Count the lines that hold the string "suspension". Reply with the number alone.

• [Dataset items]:
=-=-=

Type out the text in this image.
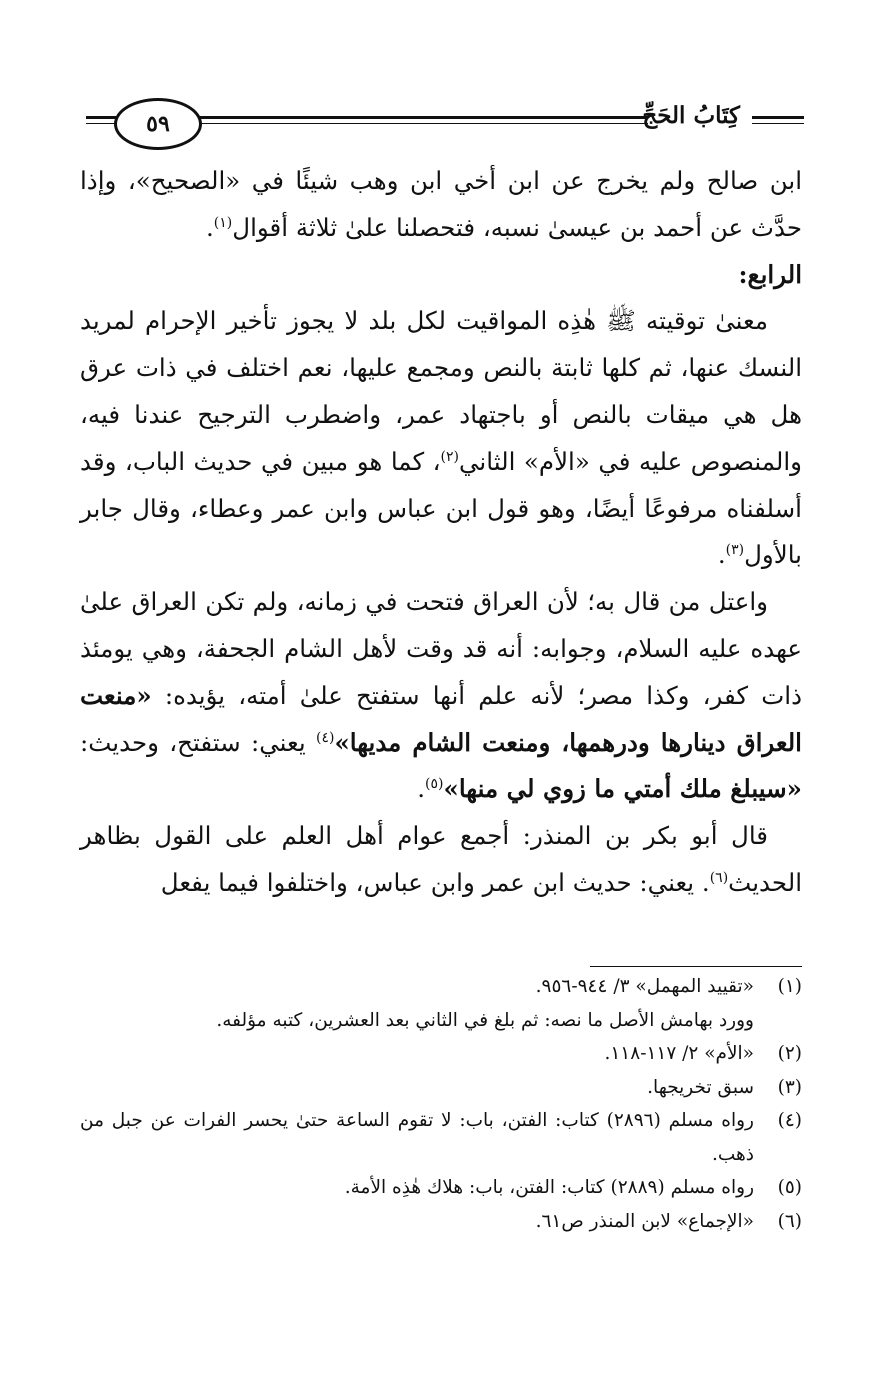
كِتَابُ الحَجِّ
٥٩

ابن صالح ولم يخرج عن ابن أخي ابن وهب شيئًا في «الصحيح»، وإذا حدَّث عن أحمد بن عيسىٰ نسبه، فتحصلنا علىٰ ثلاثة أقوال$^{(١)}$.

الرابع:

معنىٰ توقيته ﷺ هٰذِه المواقيت لكل بلد لا يجوز تأخير الإحرام لمريد النسك عنها، ثم كلها ثابتة بالنص ومجمع عليها، نعم اختلف في ذات عرق هل هي ميقات بالنص أو باجتهاد عمر، واضطرب الترجيح عندنا فيه، والمنصوص عليه في «الأم» الثاني$^{(٢)}$، كما هو مبين في حديث الباب، وقد أسلفناه مرفوعًا أيضًا، وهو قول ابن عباس وابن عمر وعطاء، وقال جابر بالأول$^{(٣)}$.

واعتل من قال به؛ لأن العراق فتحت في زمانه، ولم تكن العراق علىٰ عهده عليه السلام، وجوابه: أنه قد وقت لأهل الشام الجحفة، وهي يومئذ ذات كفر، وكذا مصر؛ لأنه علم أنها ستفتح علىٰ أمته، يؤيده: «منعت العراق دينارها ودرهمها، ومنعت الشام مديها»$^{(٤)}$ يعني: ستفتح، وحديث: «سيبلغ ملك أمتي ما زوي لي منها»$^{(٥)}$.

قال أبو بكر بن المنذر: أجمع عوام أهل العلم على القول بظاهر الحديث$^{(٦)}$. يعني: حديث ابن عمر وابن عباس، واختلفوا فيما يفعل

(١)
«تقييد المهمل» ٣/ ٩٤٤-٩٥٦.
وورد بهامش الأصل ما نصه: ثم بلغ في الثاني بعد العشرين، كتبه مؤلفه.
(٢)
«الأم» ٢/ ١١٧-١١٨.
(٣)
سبق تخريجها.
(٤)
رواه مسلم (٢٨٩٦) كتاب: الفتن، باب: لا تقوم الساعة حتىٰ يحسر الفرات عن جبل من ذهب.
(٥)
رواه مسلم (٢٨٨٩) كتاب: الفتن، باب: هلاك هٰذِه الأمة.
(٦)
«الإجماع» لابن المنذر ص٦١.
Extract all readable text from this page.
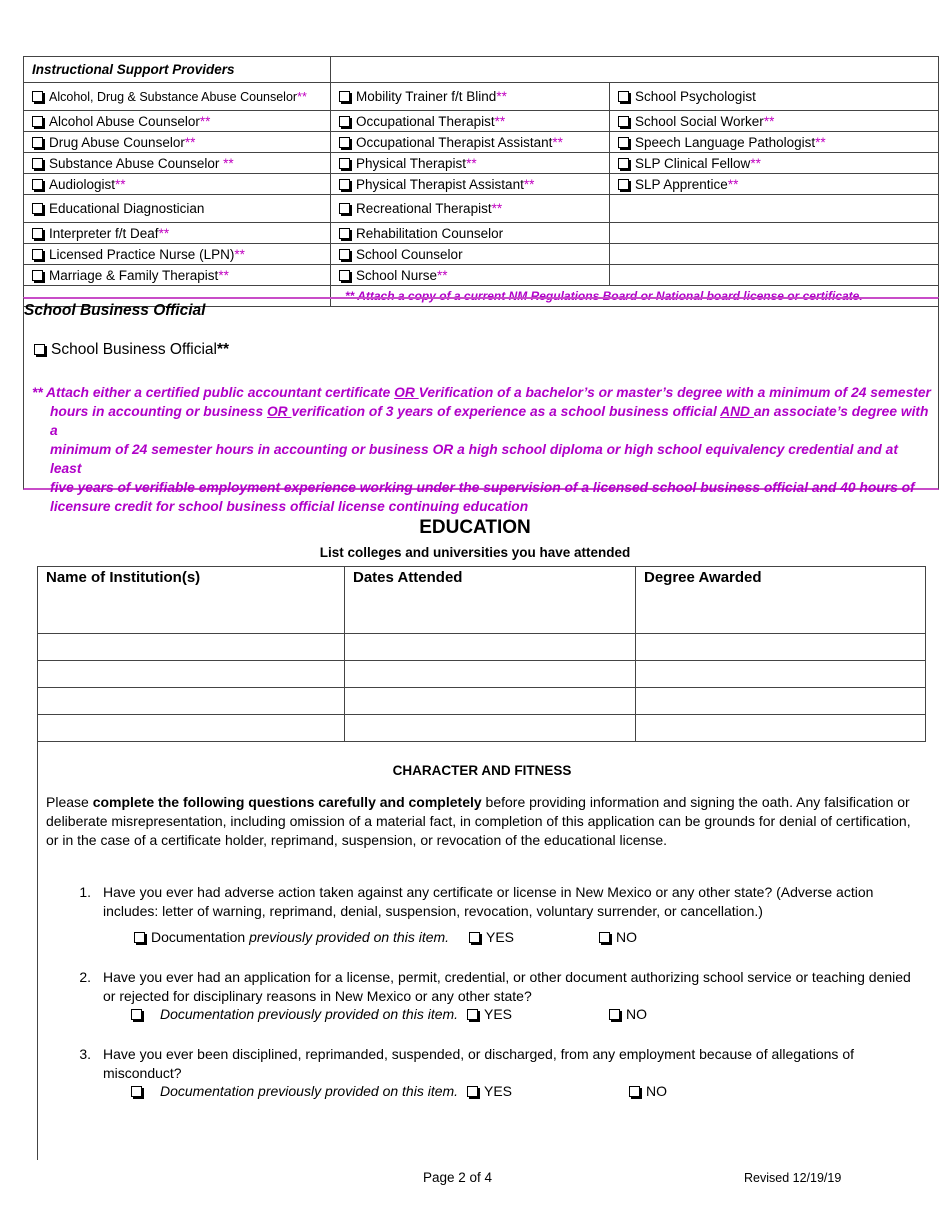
Instructional Support Providers		
Alcohol, Drug & Substance Abuse Counselor**	Mobility Trainer f/t Blind**	School Psychologist
Alcohol Abuse Counselor**	Occupational Therapist**	School Social Worker**
Drug Abuse Counselor**	Occupational Therapist Assistant**	Speech Language Pathologist**
Substance Abuse Counselor **	Physical Therapist**	SLP Clinical Fellow**
Audiologist**	Physical Therapist Assistant**	SLP Apprentice**
Educational Diagnostician	Recreational Therapist**	
Interpreter f/t Deaf**	Rehabilitation Counselor	
Licensed Practice Nurse (LPN)**	School Counselor	
Marriage & Family Therapist**	School Nurse**	
	** Attach a copy of a current NM Regulations Board or National board license or certificate.	
School Business Official
School Business Official**
** Attach either a certified public accountant certificate OR Verification of a bachelor’s or master’s degree with a minimum of 24 semester
hours in accounting or business OR verification of 3 years of experience as a school business official AND an associate’s degree with a
minimum of 24 semester hours in accounting or business OR a high school diploma or high school equivalency credential and at least
five years of verifiable employment experience working under the supervision of a licensed school business official and 40 hours of
licensure credit for school business official license continuing education
EDUCATION
List colleges and universities you have attended
Name of Institution(s)	Dates Attended	Degree Awarded

CHARACTER AND FITNESS
Please complete the following questions carefully and completely before providing information and signing the oath. Any falsification or deliberate misrepresentation, including omission of a material fact, in completion of this application can be grounds for denial of certification, or in the case of a certificate holder, reprimand, suspension, or revocation of the educational license.
1. Have you ever had adverse action taken against any certificate or license in New Mexico or any other state? (Adverse action includes: letter of warning, reprimand, denial, suspension, revocation, voluntary surrender, or cancellation.)
Documentation previously provided on this item.	YES	NO
2. Have you ever had an application for a license, permit, credential, or other document authorizing school service or teaching denied or rejected for disciplinary reasons in New Mexico or any other state?
Documentation previously provided on this item.	YES	NO
3. Have you ever been disciplined, reprimanded, suspended, or discharged, from any employment because of allegations of misconduct?
Documentation previously provided on this item.	YES	NO
Page 2 of 4	Revised 12/19/19
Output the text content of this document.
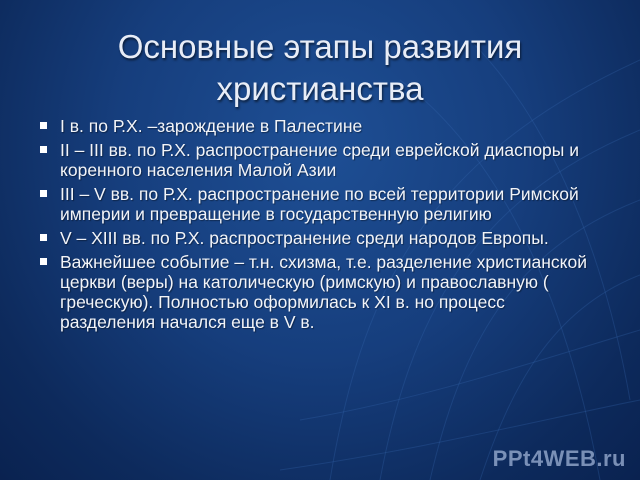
Основные этапы развития
христианства
I в. по Р.Х. –зарождение в Палестине
II – III вв. по Р.Х. распространение среди еврейской диаспоры и коренного населения Малой Азии
III – V вв. по Р.Х. распространение по всей территории Римской империи и превращение в государственную религию
V – XIII вв. по Р.Х. распространение среди народов Европы.
Важнейшее событие – т.н. схизма, т.е. разделение христианской церкви (веры) на католическую (римскую) и православную ( греческую). Полностью оформилась к XI в. но процесс разделения начался еще в V в.
PPt4WEB.ru
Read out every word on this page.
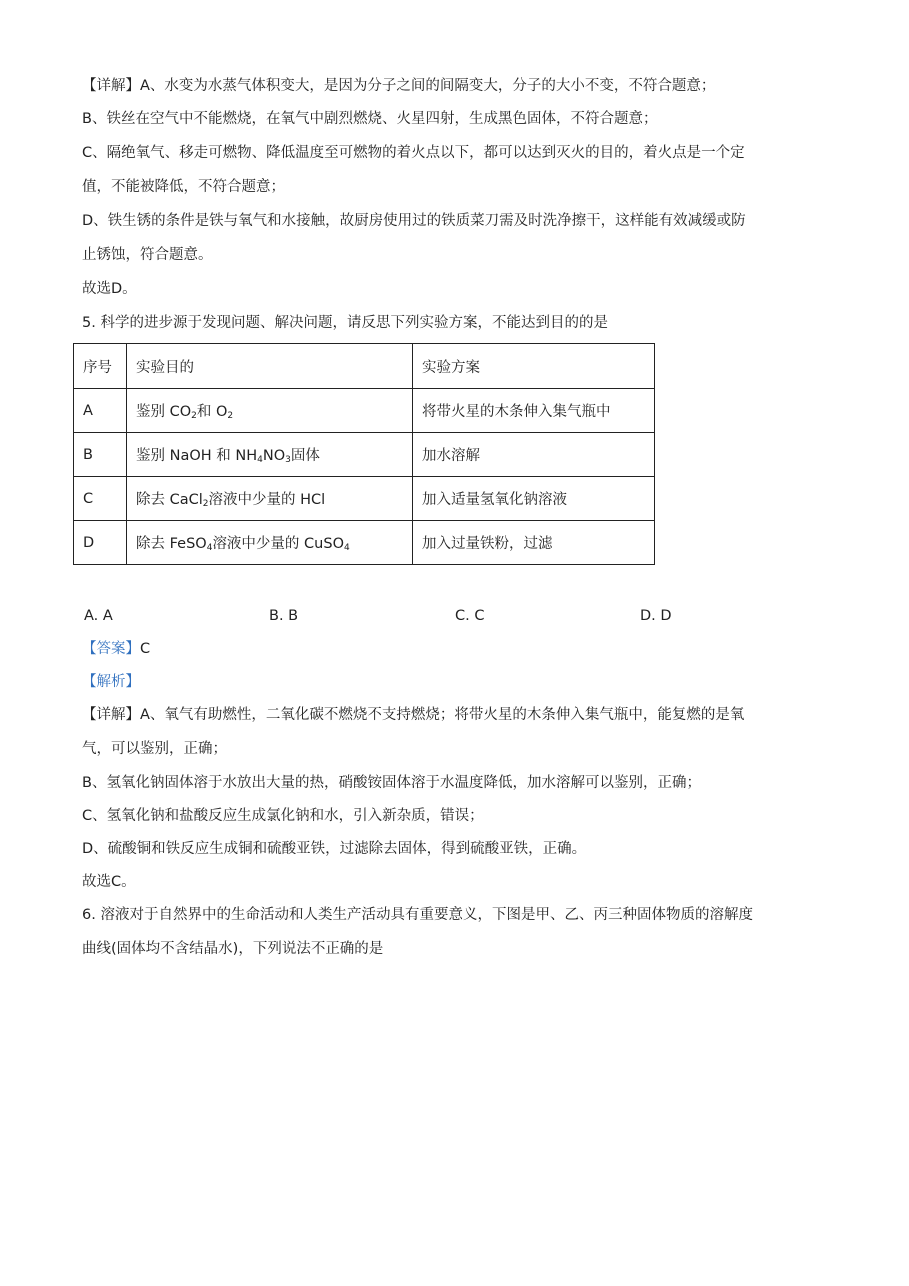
【详解】A、水变为水蒸气体积变大，是因为分子之间的间隔变大，分子的大小不变，不符合题意；
B、铁丝在空气中不能燃烧，在氧气中剧烈燃烧、火星四射，生成黑色固体，不符合题意；
C、隔绝氧气、移走可燃物、降低温度至可燃物的着火点以下，都可以达到灭火的目的，着火点是一个定
值，不能被降低，不符合题意；
D、铁生锈的条件是铁与氧气和水接触，故厨房使用过的铁质菜刀需及时洗净擦干，这样能有效减缓或防
止锈蚀，符合题意。
故选D。
5. 科学的进步源于发现问题、解决问题，请反思下列实验方案，不能达到目的的是
序号	实验目的	实验方案
A	鉴别 $CO_2$和 $O_2$	将带火星的木条伸入集气瓶中
B	鉴别 NaOH 和 $NH_4NO_3$固体	加水溶解
C	除去 CaCl$_2$溶液中少量的 HCl	加入适量氢氧化钠溶液
D	除去 FeSO$_4$溶液中少量的 CuSO$_4$	加入过量铁粉，过滤
A. A	B. B	C. C	D. D
【答案】C
【解析】
【详解】A、氧气有助燃性，二氧化碳不燃烧不支持燃烧；将带火星的木条伸入集气瓶中，能复燃的是氧
气，可以鉴别，正确；
B、氢氧化钠固体溶于水放出大量的热，硝酸铵固体溶于水温度降低，加水溶解可以鉴别，正确；
C、氢氧化钠和盐酸反应生成氯化钠和水，引入新杂质，错误；
D、硫酸铜和铁反应生成铜和硫酸亚铁，过滤除去固体，得到硫酸亚铁，正确。
故选C。
6. 溶液对于自然界中的生命活动和人类生产活动具有重要意义，下图是甲、乙、丙三种固体物质的溶解度
曲线(固体均不含结晶水)，下列说法不正确的是
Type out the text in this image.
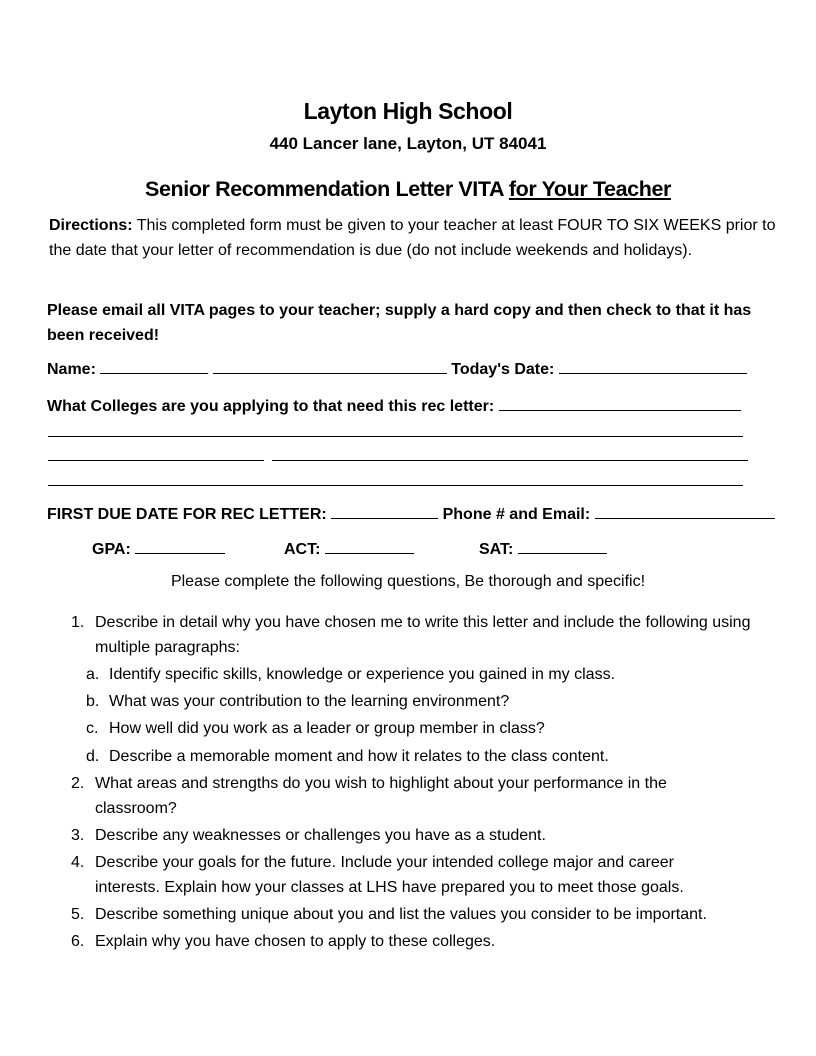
Layton High School
440 Lancer lane, Layton, UT 84041
Senior Recommendation Letter VITA for Your Teacher
Directions: This completed form must be given to your teacher at least FOUR TO SIX WEEKS prior to the date that your letter of recommendation is due (do not include weekends and holidays).
Please email all VITA pages to your teacher; supply a hard copy and then check to that it has been received!
Name:	Today's Date:
What Colleges are you applying to that need this rec letter:
FIRST DUE DATE FOR REC LETTER:	Phone # and Email:
GPA:	ACT:	SAT:
Please complete the following questions, Be thorough and specific!
1. Describe in detail why you have chosen me to write this letter and include the following using multiple paragraphs:
a. Identify specific skills, knowledge or experience you gained in my class.
b. What was your contribution to the learning environment?
c. How well did you work as a leader or group member in class?
d. Describe a memorable moment and how it relates to the class content.
2. What areas and strengths do you wish to highlight about your performance in the classroom?
3. Describe any weaknesses or challenges you have as a student.
4. Describe your goals for the future. Include your intended college major and career interests. Explain how your classes at LHS have prepared you to meet those goals.
5. Describe something unique about you and list the values you consider to be important.
6. Explain why you have chosen to apply to these colleges.
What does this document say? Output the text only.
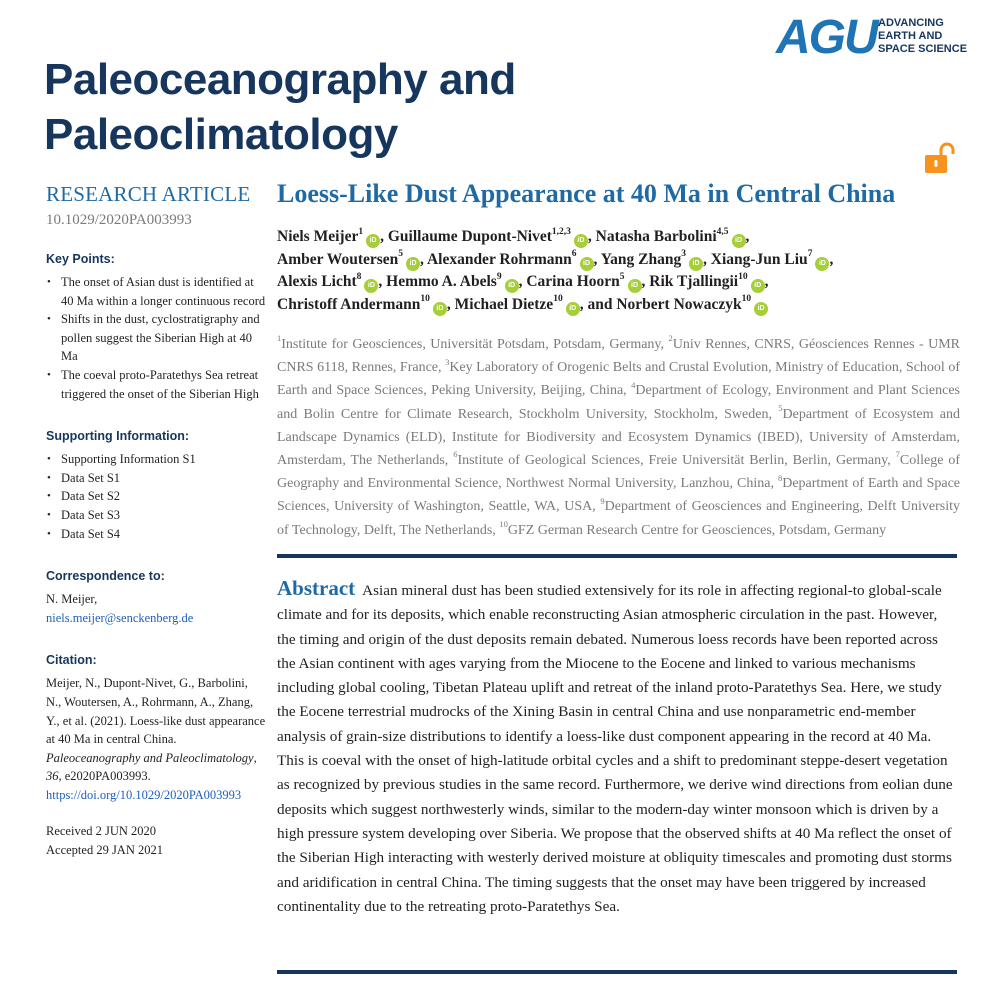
Paleoceanography and
Paleoclimatology
AGU ADVANCING
EARTH AND
SPACE SCIENCE
RESEARCH ARTICLE
10.1029/2020PA003993
Key Points:
• The onset of Asian dust is identified at 40 Ma within a longer continuous record
• Shifts in the dust, cyclostratigraphy and pollen suggest the Siberian High at 40 Ma
• The coeval proto-Paratethys Sea retreat triggered the onset of the Siberian High
Supporting Information:
• Supporting Information S1
• Data Set S1
• Data Set S2
• Data Set S3
• Data Set S4
Correspondence to:
N. Meijer,
niels.meijer@senckenberg.de
Citation:
Meijer, N., Dupont-Nivet, G., Barbolini, N., Woutersen, A., Rohrmann, A., Zhang, Y., et al. (2021). Loess-like dust appearance at 40 Ma in central China. Paleoceanography and Paleoclimatology, 36, e2020PA003993. https://doi.org/10.1029/2020PA003993
Received 2 JUN 2020
Accepted 29 JAN 2021
Loess-Like Dust Appearance at 40 Ma in Central China
Niels Meijer$^1$iD , Guillaume Dupont-Nivet$^{1,2,3}$iD , Natasha Barbolini$^{4,5}$iD ,
Amber Woutersen$^5$iD , Alexander Rohrmann$^6$iD , Yang Zhang$^3$iD , Xiang-Jun Liu$^7$iD ,
Alexis Licht$^8$iD , Hemmo A. Abels$^9$iD , Carina Hoorn$^5$iD , Rik Tjallingii$^{10}$iD ,
Christoff Andermann$^{10}$iD , Michael Dietze$^{10}$iD , and Norbert Nowaczyk$^{10}$iD
$^1$Institute for Geosciences, Universität Potsdam, Potsdam, Germany, $^2$Univ Rennes, CNRS, Géosciences Rennes - UMR CNRS 6118, Rennes, France, $^3$Key Laboratory of Orogenic Belts and Crustal Evolution, Ministry of Education, School of Earth and Space Sciences, Peking University, Beijing, China, $^4$Department of Ecology, Environment and Plant Sciences and Bolin Centre for Climate Research, Stockholm University, Stockholm, Sweden, $^5$Department of Ecosystem and Landscape Dynamics (ELD), Institute for Biodiversity and Ecosystem Dynamics (IBED), University of Amsterdam, Amsterdam, The Netherlands, $^6$Institute of Geological Sciences, Freie Universität Berlin, Berlin, Germany, $^7$College of Geography and Environmental Science, Northwest Normal University, Lanzhou, China, $^8$Department of Earth and Space Sciences, University of Washington, Seattle, WA, USA, $^9$Department of Geosciences and Engineering, Delft University of Technology, Delft, The Netherlands, $^{10}$GFZ German Research Centre for Geosciences, Potsdam, Germany
Abstract Asian mineral dust has been studied extensively for its role in affecting regional-to global-scale climate and for its deposits, which enable reconstructing Asian atmospheric circulation in the past. However, the timing and origin of the dust deposits remain debated. Numerous loess records have been reported across the Asian continent with ages varying from the Miocene to the Eocene and linked to various mechanisms including global cooling, Tibetan Plateau uplift and retreat of the inland proto-Paratethys Sea. Here, we study the Eocene terrestrial mudrocks of the Xining Basin in central China and use nonparametric end-member analysis of grain-size distributions to identify a loess-like dust component appearing in the record at 40 Ma. This is coeval with the onset of high-latitude orbital cycles and a shift to predominant steppe-desert vegetation as recognized by previous studies in the same record. Furthermore, we derive wind directions from eolian dune deposits which suggest northwesterly winds, similar to the modern-day winter monsoon which is driven by a high pressure system developing over Siberia. We propose that the observed shifts at 40 Ma reflect the onset of the Siberian High interacting with westerly derived moisture at obliquity timescales and promoting dust storms and aridification in central China. The timing suggests that the onset may have been triggered by increased continentality due to the retreating proto-Paratethys Sea.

=-=-=

• [Exercise response]:
2